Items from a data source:
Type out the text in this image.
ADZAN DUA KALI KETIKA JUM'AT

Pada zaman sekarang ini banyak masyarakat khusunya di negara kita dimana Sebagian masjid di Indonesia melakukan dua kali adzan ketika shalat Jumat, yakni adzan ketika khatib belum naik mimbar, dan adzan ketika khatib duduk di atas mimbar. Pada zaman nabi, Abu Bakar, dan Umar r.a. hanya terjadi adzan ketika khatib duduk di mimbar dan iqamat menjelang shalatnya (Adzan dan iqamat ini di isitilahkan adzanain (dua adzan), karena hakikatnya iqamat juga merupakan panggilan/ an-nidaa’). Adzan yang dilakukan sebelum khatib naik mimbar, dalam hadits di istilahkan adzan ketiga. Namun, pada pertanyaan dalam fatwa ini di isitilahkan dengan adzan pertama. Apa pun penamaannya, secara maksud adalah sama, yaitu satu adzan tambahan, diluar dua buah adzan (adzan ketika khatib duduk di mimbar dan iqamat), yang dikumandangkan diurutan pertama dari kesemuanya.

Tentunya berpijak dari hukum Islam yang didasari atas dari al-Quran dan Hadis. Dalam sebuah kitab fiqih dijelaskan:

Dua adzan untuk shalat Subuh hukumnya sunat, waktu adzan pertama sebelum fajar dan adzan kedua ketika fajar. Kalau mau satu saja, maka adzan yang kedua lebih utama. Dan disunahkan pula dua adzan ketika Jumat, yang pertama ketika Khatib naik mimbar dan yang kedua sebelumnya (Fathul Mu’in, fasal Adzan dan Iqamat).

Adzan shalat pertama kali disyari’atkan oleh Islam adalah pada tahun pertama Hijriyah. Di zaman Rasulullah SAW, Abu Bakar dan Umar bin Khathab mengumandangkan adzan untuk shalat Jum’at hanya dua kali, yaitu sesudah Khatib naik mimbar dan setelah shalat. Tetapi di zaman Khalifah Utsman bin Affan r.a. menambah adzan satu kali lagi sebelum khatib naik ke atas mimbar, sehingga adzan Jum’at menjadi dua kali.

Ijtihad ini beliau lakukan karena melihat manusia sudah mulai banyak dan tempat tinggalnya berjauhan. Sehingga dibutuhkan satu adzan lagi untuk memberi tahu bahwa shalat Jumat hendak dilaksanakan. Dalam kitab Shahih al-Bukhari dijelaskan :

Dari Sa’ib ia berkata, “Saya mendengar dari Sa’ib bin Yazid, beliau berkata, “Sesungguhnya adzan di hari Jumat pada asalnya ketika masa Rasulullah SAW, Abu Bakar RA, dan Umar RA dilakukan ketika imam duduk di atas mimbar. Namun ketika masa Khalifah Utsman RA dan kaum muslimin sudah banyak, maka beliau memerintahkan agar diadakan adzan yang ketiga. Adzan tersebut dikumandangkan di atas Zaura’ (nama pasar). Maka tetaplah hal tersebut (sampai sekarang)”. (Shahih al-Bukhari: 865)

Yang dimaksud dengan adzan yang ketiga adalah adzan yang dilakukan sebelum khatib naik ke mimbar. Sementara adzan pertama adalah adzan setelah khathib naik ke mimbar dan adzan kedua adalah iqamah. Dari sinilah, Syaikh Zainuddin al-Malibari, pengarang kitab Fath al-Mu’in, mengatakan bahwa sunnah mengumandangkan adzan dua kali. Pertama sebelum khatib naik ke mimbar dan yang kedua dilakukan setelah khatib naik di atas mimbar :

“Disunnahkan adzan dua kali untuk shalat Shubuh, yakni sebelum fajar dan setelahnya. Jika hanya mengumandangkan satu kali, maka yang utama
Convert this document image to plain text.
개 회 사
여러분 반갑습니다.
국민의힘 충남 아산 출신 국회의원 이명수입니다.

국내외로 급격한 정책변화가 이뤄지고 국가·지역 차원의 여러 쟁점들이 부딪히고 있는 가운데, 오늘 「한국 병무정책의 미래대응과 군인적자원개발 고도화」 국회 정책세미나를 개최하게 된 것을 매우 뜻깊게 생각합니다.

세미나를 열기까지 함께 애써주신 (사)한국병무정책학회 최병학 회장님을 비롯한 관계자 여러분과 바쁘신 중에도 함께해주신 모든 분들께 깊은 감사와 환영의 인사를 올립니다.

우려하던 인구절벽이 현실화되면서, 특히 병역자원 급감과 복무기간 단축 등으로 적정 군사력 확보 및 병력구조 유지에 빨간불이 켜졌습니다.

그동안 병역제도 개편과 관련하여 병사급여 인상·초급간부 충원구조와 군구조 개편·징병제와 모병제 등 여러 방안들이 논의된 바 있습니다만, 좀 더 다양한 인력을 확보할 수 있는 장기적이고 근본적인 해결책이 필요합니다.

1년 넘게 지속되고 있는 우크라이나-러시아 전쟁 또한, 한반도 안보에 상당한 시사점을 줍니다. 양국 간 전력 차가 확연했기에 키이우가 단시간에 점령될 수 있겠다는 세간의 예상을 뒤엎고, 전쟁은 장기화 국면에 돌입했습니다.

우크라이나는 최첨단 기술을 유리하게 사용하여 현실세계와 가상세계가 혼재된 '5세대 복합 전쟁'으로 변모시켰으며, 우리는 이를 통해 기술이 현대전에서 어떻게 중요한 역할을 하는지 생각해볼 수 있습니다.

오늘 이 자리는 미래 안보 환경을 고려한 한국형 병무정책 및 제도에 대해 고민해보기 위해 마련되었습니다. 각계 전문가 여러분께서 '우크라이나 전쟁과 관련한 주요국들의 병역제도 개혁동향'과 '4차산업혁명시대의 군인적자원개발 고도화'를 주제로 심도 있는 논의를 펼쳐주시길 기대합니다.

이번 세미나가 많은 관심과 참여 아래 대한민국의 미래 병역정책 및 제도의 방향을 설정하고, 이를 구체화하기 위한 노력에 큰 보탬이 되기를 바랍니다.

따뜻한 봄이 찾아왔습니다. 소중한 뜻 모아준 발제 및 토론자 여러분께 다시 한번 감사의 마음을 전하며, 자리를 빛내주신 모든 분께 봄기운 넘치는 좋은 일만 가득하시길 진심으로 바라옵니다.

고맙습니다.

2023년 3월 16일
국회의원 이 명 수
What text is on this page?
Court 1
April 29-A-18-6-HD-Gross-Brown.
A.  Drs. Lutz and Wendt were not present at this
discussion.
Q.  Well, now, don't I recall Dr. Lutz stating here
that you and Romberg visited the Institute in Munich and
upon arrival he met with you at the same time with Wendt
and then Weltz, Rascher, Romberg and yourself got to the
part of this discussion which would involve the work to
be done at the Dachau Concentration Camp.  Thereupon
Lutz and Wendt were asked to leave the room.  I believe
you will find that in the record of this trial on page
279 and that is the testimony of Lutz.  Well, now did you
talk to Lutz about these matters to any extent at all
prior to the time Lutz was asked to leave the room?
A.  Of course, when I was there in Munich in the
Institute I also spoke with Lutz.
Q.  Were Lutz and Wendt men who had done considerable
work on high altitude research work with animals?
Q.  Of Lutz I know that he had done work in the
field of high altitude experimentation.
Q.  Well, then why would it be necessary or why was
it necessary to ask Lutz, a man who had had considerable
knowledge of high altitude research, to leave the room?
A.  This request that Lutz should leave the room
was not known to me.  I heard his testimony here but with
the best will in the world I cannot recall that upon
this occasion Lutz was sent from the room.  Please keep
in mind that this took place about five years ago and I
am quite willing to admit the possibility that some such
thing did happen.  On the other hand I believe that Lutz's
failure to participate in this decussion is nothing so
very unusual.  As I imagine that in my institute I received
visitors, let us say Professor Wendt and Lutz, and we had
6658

» **Goal**:
Copy each record from above exactly, and include every line.

» **Answer below**:
Type out the text in this image.
ADZAN DUA KALI KETIKA JUM'AT

Pada zaman sekarang ini banyak masyarakat khusunya di negara kita dimana Sebagian masjid di Indonesia melakukan dua kali adzan ketika shalat Jumat, yakni adzan ketika khatib belum naik mimbar, dan adzan ketika khatib duduk di atas mimbar. Pada zaman nabi, Abu Bakar, dan Umar r.a. hanya terjadi adzan ketika khatib duduk di mimbar dan iqamat menjelang shalatnya (Adzan dan iqamat ini di isitilahkan adzanain (dua adzan), karena hakikatnya iqamat juga merupakan panggilan/ an-nidaa’). Adzan yang dilakukan sebelum khatib naik mimbar, dalam hadits di istilahkan adzan ketiga. Namun, pada pertanyaan dalam fatwa ini di isitilahkan dengan adzan pertama. Apa pun penamaannya, secara maksud adalah sama, yaitu satu adzan tambahan, diluar dua buah adzan (adzan ketika khatib duduk di mimbar dan iqamat), yang dikumandangkan diurutan pertama dari kesemuanya.

Tentunya berpijak dari hukum Islam yang didasari atas dari al-Quran dan Hadis. Dalam sebuah kitab fiqih dijelaskan:

Dua adzan untuk shalat Subuh hukumnya sunat, waktu adzan pertama sebelum fajar dan adzan kedua ketika fajar. Kalau mau satu saja, maka adzan yang kedua lebih utama. Dan disunahkan pula dua adzan ketika Jumat, yang pertama ketika Khatib naik mimbar dan yang kedua sebelumnya (Fathul Mu’in, fasal Adzan dan Iqamat).

Adzan shalat pertama kali disyari’atkan oleh Islam adalah pada tahun pertama Hijriyah. Di zaman Rasulullah SAW, Abu Bakar dan Umar bin Khathab mengumandangkan adzan untuk shalat Jum’at hanya dua kali, yaitu sesudah Khatib naik mimbar dan setelah shalat. Tetapi di zaman Khalifah Utsman bin Affan r.a. menambah adzan satu kali lagi sebelum khatib naik ke atas mimbar, sehingga adzan Jum’at menjadi dua kali.

Ijtihad ini beliau lakukan karena melihat manusia sudah mulai banyak dan tempat tinggalnya berjauhan. Sehingga dibutuhkan satu adzan lagi untuk memberi tahu bahwa shalat Jumat hendak dilaksanakan. Dalam kitab Shahih al-Bukhari dijelaskan :

Dari Sa’ib ia berkata, “Saya mendengar dari Sa’ib bin Yazid, beliau berkata, “Sesungguhnya adzan di hari Jumat pada asalnya ketika masa Rasulullah SAW, Abu Bakar RA, dan Umar RA dilakukan ketika imam duduk di atas mimbar. Namun ketika masa Khalifah Utsman RA dan kaum muslimin sudah banyak, maka beliau memerintahkan agar diadakan adzan yang ketiga. Adzan tersebut dikumandangkan di atas Zaura’ (nama pasar). Maka tetaplah hal tersebut (sampai sekarang)”. (Shahih al-Bukhari: 865)

Yang dimaksud dengan adzan yang ketiga adalah adzan yang dilakukan sebelum khatib naik ke mimbar. Sementara adzan pertama adalah adzan setelah khathib naik ke mimbar dan adzan kedua adalah iqamah. Dari sinilah, Syaikh Zainuddin al-Malibari, pengarang kitab Fath al-Mu’in, mengatakan bahwa sunnah mengumandangkan adzan dua kali. Pertama sebelum khatib naik ke mimbar dan yang kedua dilakukan setelah khatib naik di atas mimbar :

“Disunnahkan adzan dua kali untuk shalat Shubuh, yakni sebelum fajar dan setelahnya. Jika hanya mengumandangkan satu kali, maka yang utama
Convert this document image to plain text.
개 회 사
여러분 반갑습니다.
국민의힘 충남 아산 출신 국회의원 이명수입니다.

국내외로 급격한 정책변화가 이뤄지고 국가·지역 차원의 여러 쟁점들이 부딪히고 있는 가운데, 오늘 「한국 병무정책의 미래대응과 군인적자원개발 고도화」 국회 정책세미나를 개최하게 된 것을 매우 뜻깊게 생각합니다.

세미나를 열기까지 함께 애써주신 (사)한국병무정책학회 최병학 회장님을 비롯한 관계자 여러분과 바쁘신 중에도 함께해주신 모든 분들께 깊은 감사와 환영의 인사를 올립니다.

우려하던 인구절벽이 현실화되면서, 특히 병역자원 급감과 복무기간 단축 등으로 적정 군사력 확보 및 병력구조 유지에 빨간불이 켜졌습니다.

그동안 병역제도 개편과 관련하여 병사급여 인상·초급간부 충원구조와 군구조 개편·징병제와 모병제 등 여러 방안들이 논의된 바 있습니다만, 좀 더 다양한 인력을 확보할 수 있는 장기적이고 근본적인 해결책이 필요합니다.

1년 넘게 지속되고 있는 우크라이나-러시아 전쟁 또한, 한반도 안보에 상당한 시사점을 줍니다. 양국 간 전력 차가 확연했기에 키이우가 단시간에 점령될 수 있겠다는 세간의 예상을 뒤엎고, 전쟁은 장기화 국면에 돌입했습니다.

우크라이나는 최첨단 기술을 유리하게 사용하여 현실세계와 가상세계가 혼재된 '5세대 복합 전쟁'으로 변모시켰으며, 우리는 이를 통해 기술이 현대전에서 어떻게 중요한 역할을 하는지 생각해볼 수 있습니다.

오늘 이 자리는 미래 안보 환경을 고려한 한국형 병무정책 및 제도에 대해 고민해보기 위해 마련되었습니다. 각계 전문가 여러분께서 '우크라이나 전쟁과 관련한 주요국들의 병역제도 개혁동향'과 '4차산업혁명시대의 군인적자원개발 고도화'를 주제로 심도 있는 논의를 펼쳐주시길 기대합니다.

이번 세미나가 많은 관심과 참여 아래 대한민국의 미래 병역정책 및 제도의 방향을 설정하고, 이를 구체화하기 위한 노력에 큰 보탬이 되기를 바랍니다.

따뜻한 봄이 찾아왔습니다. 소중한 뜻 모아준 발제 및 토론자 여러분께 다시 한번 감사의 마음을 전하며, 자리를 빛내주신 모든 분께 봄기운 넘치는 좋은 일만 가득하시길 진심으로 바라옵니다.

고맙습니다.

2023년 3월 16일
국회의원 이 명 수
What text is on this page?
Court 1
April 29-A-18-6-HD-Gross-Brown.
A.  Drs. Lutz and Wendt were not present at this
discussion.
Q.  Well, now, don't I recall Dr. Lutz stating here
that you and Romberg visited the Institute in Munich and
upon arrival he met with you at the same time with Wendt
and then Weltz, Rascher, Romberg and yourself got to the
part of this discussion which would involve the work to
be done at the Dachau Concentration Camp.  Thereupon
Lutz and Wendt were asked to leave the room.  I believe
you will find that in the record of this trial on page
279 and that is the testimony of Lutz.  Well, now did you
talk to Lutz about these matters to any extent at all
prior to the time Lutz was asked to leave the room?
A.  Of course, when I was there in Munich in the
Institute I also spoke with Lutz.
Q.  Were Lutz and Wendt men who had done considerable
work on high altitude research work with animals?
Q.  Of Lutz I know that he had done work in the
field of high altitude experimentation.
Q.  Well, then why would it be necessary or why was
it necessary to ask Lutz, a man who had had considerable
knowledge of high altitude research, to leave the room?
A.  This request that Lutz should leave the room
was not known to me.  I heard his testimony here but with
the best will in the world I cannot recall that upon
this occasion Lutz was sent from the room.  Please keep
in mind that this took place about five years ago and I
am quite willing to admit the possibility that some such
thing did happen.  On the other hand I believe that Lutz's
failure to participate in this decussion is nothing so
very unusual.  As I imagine that in my institute I received
visitors, let us say Professor Wendt and Lutz, and we had
6658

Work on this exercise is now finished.